## JOB:
Only the number is wanted: count the lines that contain "this".

## STORED RECORDS:
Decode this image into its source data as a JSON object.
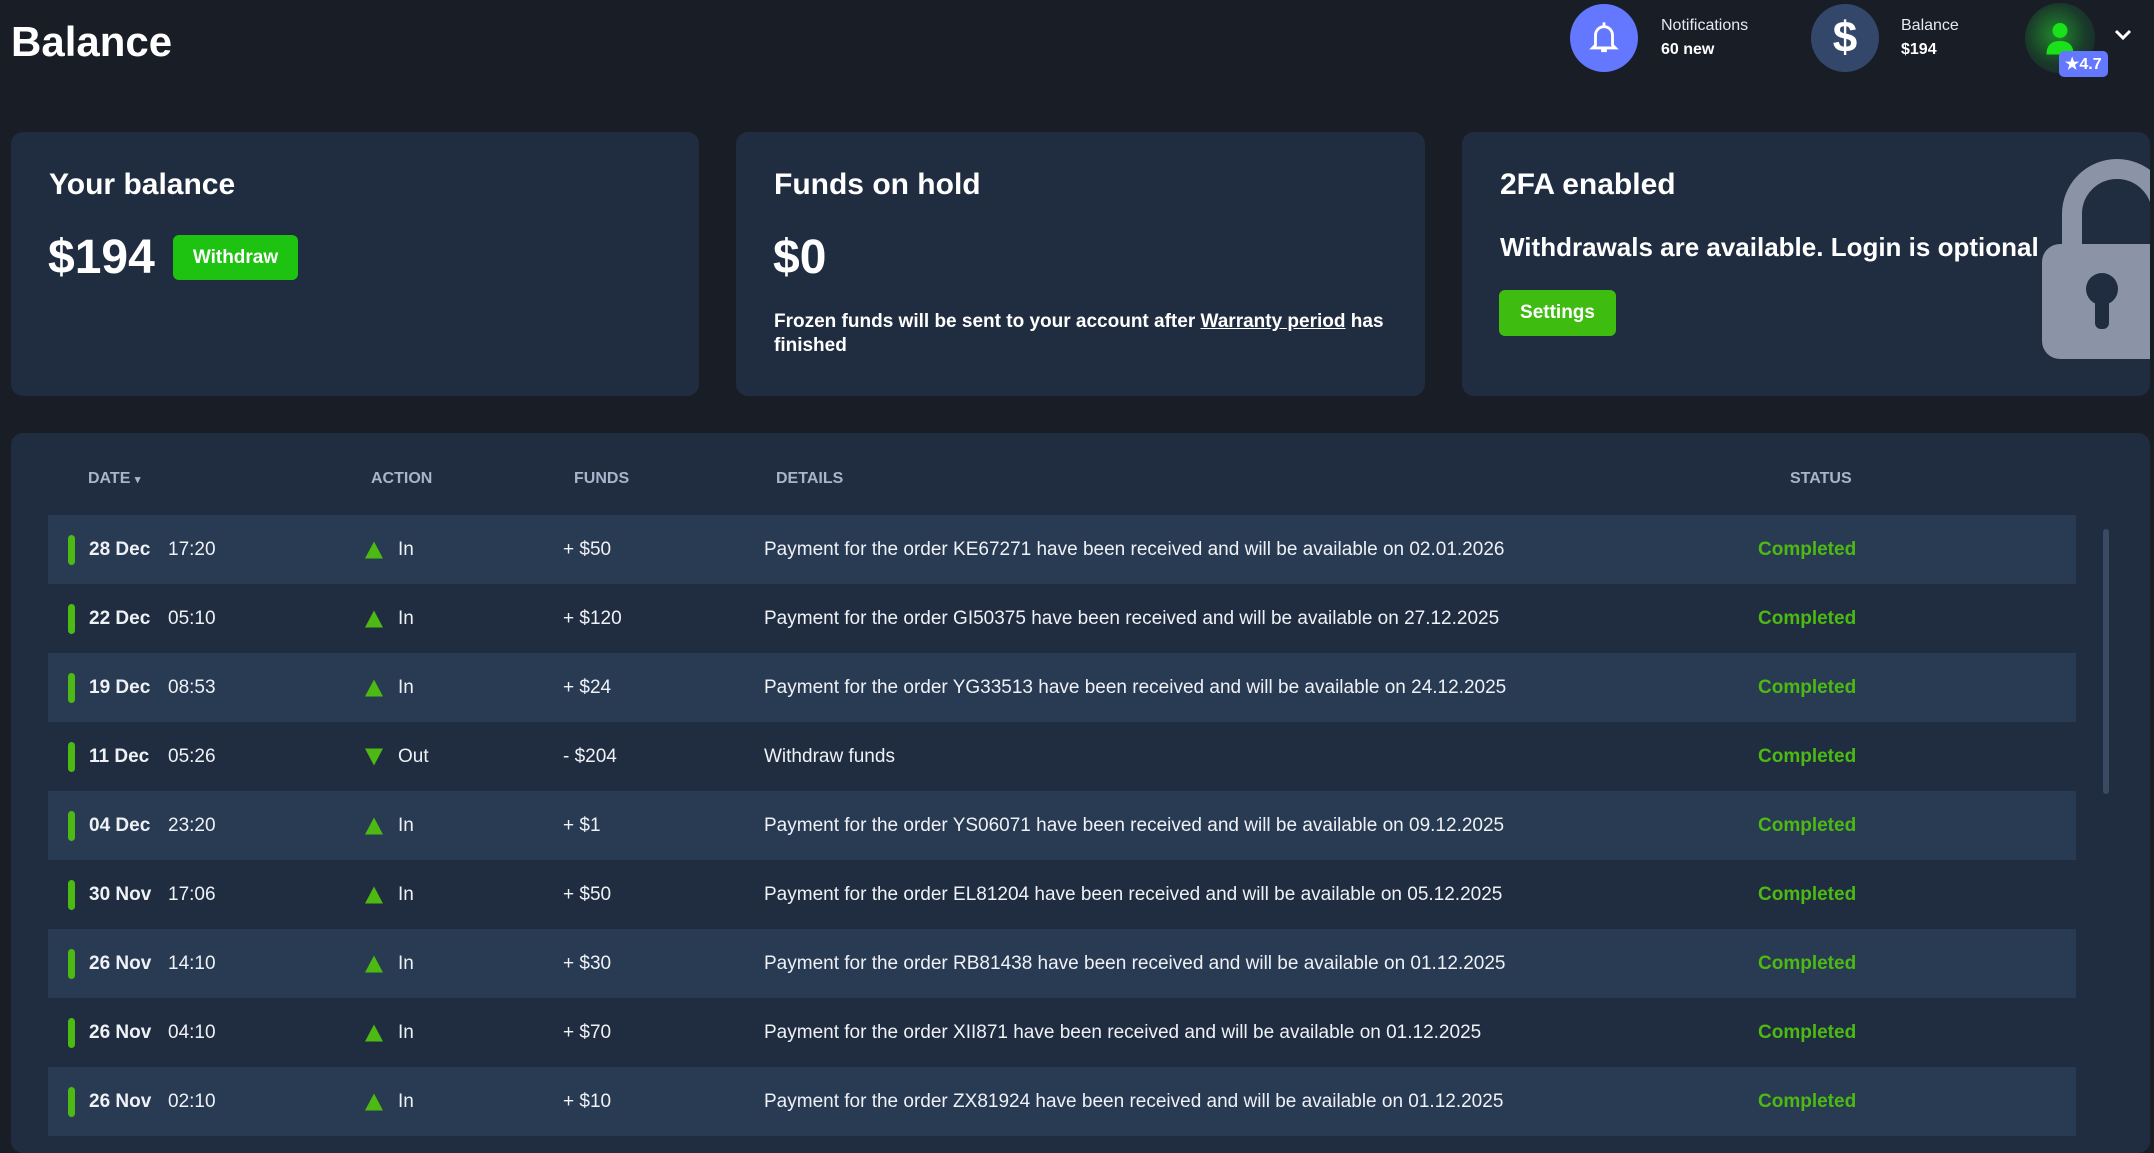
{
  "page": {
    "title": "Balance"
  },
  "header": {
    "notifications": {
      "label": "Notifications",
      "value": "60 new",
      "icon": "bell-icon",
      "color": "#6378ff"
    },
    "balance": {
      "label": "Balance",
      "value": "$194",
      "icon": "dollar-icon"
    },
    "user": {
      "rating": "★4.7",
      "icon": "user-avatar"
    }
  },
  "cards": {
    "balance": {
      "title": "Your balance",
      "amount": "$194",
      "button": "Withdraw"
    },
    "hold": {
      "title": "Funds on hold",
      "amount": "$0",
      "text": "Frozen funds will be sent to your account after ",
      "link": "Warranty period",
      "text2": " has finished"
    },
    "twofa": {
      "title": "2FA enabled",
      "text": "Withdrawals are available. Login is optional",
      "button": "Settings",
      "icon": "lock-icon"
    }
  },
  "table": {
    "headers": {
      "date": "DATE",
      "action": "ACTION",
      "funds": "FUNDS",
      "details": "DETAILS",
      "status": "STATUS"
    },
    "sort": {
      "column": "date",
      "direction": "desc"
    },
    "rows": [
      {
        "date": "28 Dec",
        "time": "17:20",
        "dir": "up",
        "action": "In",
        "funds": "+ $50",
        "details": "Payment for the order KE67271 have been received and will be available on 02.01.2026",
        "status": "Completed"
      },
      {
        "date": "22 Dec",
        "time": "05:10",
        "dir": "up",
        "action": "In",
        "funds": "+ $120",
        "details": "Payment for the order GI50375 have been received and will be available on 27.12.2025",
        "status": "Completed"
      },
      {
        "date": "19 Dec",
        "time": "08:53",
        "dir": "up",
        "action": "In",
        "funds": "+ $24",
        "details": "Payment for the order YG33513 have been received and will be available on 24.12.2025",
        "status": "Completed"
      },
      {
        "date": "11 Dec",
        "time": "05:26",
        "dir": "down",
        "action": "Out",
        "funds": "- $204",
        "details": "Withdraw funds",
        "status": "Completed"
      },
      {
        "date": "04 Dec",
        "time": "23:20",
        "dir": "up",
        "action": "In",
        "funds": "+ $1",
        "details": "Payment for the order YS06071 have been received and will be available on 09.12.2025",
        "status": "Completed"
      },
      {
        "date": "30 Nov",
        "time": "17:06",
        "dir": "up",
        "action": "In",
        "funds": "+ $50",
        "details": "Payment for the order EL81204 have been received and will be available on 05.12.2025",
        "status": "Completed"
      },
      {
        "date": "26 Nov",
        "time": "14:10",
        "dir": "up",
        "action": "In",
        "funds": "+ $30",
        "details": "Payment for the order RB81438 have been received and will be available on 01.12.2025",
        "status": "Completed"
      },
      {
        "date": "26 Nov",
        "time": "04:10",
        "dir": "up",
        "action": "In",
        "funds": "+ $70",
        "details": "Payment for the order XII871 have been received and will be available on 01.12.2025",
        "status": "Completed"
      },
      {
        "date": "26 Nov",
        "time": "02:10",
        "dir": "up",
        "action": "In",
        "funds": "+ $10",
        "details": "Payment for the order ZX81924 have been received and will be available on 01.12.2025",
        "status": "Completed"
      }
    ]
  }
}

==

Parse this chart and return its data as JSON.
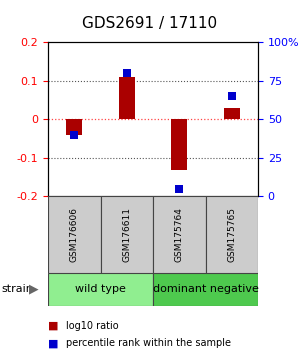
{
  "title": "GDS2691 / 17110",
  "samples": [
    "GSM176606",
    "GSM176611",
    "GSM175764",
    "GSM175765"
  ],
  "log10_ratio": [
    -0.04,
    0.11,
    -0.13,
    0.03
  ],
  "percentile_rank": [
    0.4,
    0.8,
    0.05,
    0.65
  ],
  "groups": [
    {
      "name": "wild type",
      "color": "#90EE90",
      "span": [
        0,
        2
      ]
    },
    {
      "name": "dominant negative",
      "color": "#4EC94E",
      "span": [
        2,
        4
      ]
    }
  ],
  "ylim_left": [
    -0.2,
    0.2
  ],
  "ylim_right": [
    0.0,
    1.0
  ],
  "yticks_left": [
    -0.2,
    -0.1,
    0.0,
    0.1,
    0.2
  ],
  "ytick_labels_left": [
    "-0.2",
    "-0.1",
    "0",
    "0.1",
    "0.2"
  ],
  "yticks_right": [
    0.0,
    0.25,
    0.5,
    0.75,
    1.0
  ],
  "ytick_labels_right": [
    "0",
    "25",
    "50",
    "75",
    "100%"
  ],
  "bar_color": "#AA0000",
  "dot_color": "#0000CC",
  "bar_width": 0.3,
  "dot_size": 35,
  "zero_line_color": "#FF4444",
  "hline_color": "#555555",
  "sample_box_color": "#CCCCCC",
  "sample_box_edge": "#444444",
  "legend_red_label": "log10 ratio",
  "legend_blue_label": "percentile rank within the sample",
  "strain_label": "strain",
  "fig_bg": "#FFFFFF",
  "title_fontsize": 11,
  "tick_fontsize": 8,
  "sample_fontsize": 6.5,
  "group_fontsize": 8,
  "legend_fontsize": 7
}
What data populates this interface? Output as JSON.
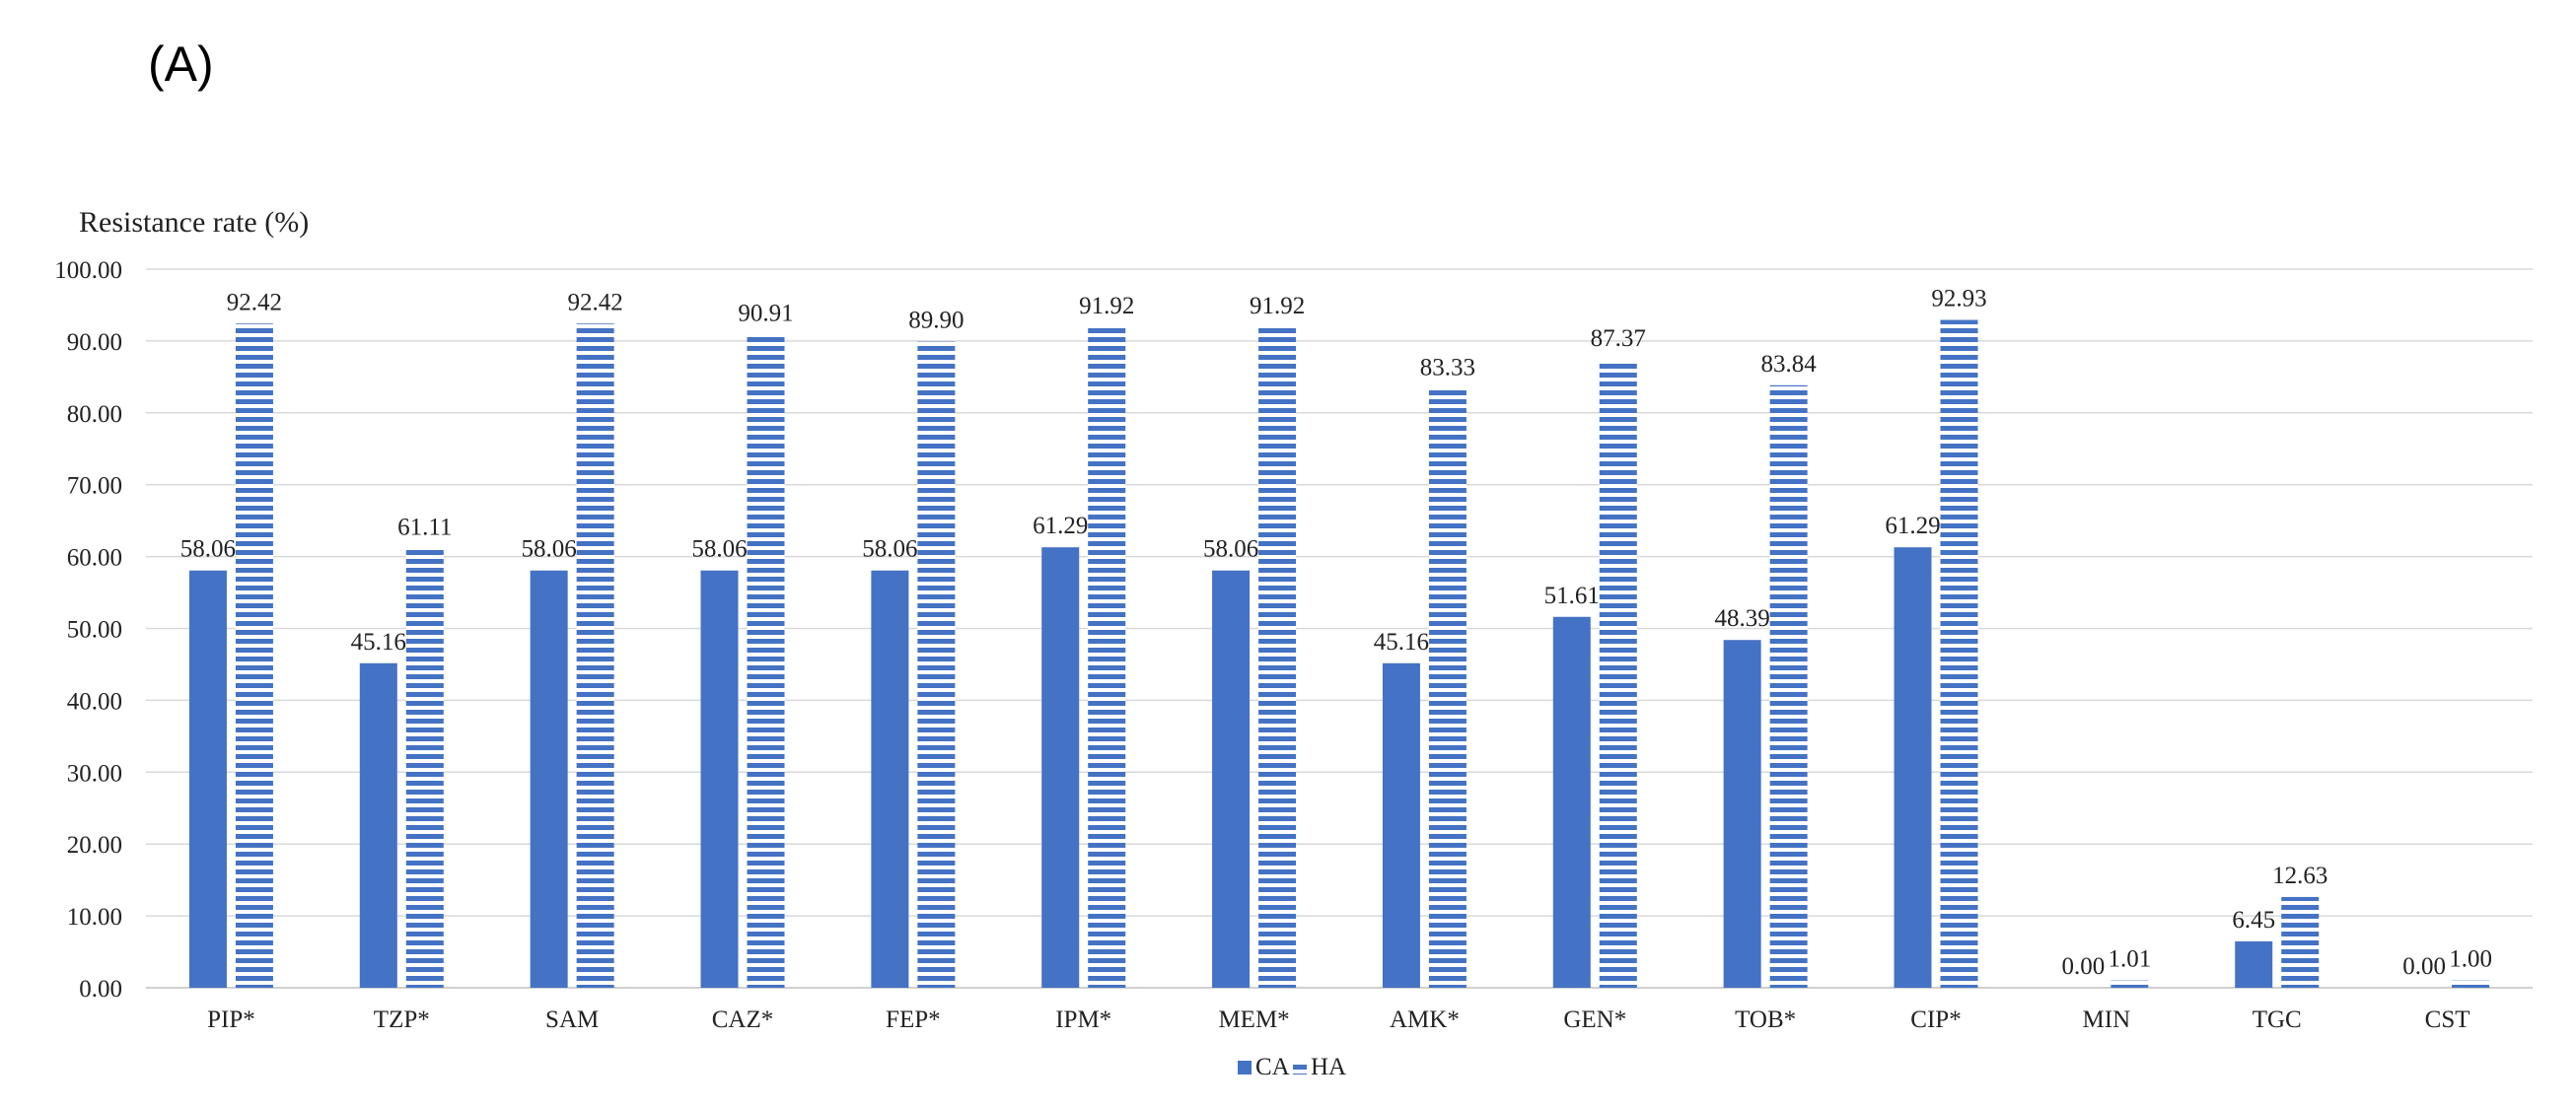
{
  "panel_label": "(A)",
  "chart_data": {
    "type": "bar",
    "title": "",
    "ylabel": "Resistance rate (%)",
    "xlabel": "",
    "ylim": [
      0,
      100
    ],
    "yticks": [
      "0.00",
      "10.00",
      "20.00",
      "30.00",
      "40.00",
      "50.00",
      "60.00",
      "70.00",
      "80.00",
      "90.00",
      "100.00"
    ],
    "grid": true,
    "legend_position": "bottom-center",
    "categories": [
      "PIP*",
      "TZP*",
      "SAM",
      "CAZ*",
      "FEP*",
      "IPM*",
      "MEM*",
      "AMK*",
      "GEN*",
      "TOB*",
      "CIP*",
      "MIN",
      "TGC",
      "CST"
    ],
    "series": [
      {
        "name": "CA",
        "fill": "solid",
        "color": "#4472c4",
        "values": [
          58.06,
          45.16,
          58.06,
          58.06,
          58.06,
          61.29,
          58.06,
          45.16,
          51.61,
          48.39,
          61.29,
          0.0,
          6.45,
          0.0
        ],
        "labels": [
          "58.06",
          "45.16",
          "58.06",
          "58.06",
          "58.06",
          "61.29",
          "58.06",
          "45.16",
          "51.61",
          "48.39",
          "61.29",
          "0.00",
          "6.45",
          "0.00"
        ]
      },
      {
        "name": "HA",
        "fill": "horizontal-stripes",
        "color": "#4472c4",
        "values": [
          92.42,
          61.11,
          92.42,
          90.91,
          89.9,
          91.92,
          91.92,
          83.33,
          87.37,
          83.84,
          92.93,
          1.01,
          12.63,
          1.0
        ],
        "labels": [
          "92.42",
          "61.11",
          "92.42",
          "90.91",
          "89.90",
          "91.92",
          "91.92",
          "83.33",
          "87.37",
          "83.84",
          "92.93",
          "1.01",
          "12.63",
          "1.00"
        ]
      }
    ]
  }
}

## FULL ANSWER:
3